» REQUEST
Find and return each line containing "saturation".

» Records

>> begin

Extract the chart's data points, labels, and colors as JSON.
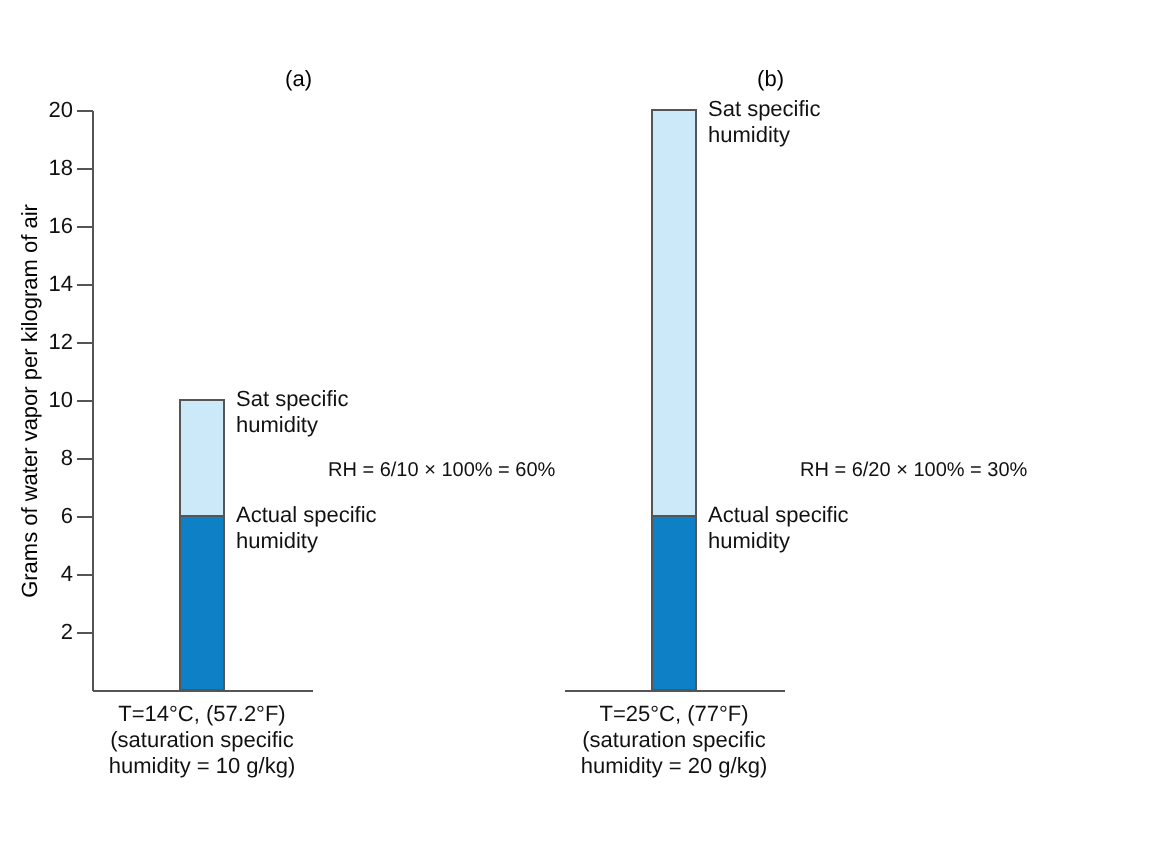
{
  "chart_data": [
    {
      "type": "bar",
      "title": "(a)",
      "ylabel": "Grams of water vapor per kilogram of air",
      "categories": [
        "T=14°C, (57.2°F) (saturation specific humidity = 10 g/kg)"
      ],
      "stacked": true,
      "series": [
        {
          "name": "Actual specific humidity",
          "color": "#0d80c6",
          "values": [
            6
          ]
        },
        {
          "name": "Sat specific humidity",
          "color": "#cce9fa",
          "values": [
            4
          ]
        }
      ],
      "ylim": [
        0,
        20
      ],
      "yticks": [
        2,
        4,
        6,
        8,
        10,
        12,
        14,
        16,
        18,
        20
      ],
      "annotations": [
        "RH = 6/10 × 100% = 60%"
      ]
    },
    {
      "type": "bar",
      "title": "(b)",
      "categories": [
        "T=25°C, (77°F) (saturation specific humidity = 20 g/kg)"
      ],
      "stacked": true,
      "series": [
        {
          "name": "Actual specific humidity",
          "color": "#0d80c6",
          "values": [
            6
          ]
        },
        {
          "name": "Sat specific humidity",
          "color": "#cce9fa",
          "values": [
            14
          ]
        }
      ],
      "ylim": [
        0,
        20
      ],
      "tick_labels": "x",
      "annotations": [
        "RH = 6/20 × 100% = 30%"
      ]
    }
  ]
}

>> end

» WRITTEN ANSWER
        "T=14°C, (57.2°F) (saturation specific humidity = 10 g/kg)"
        "T=25°C, (77°F) (saturation specific humidity = 20 g/kg)"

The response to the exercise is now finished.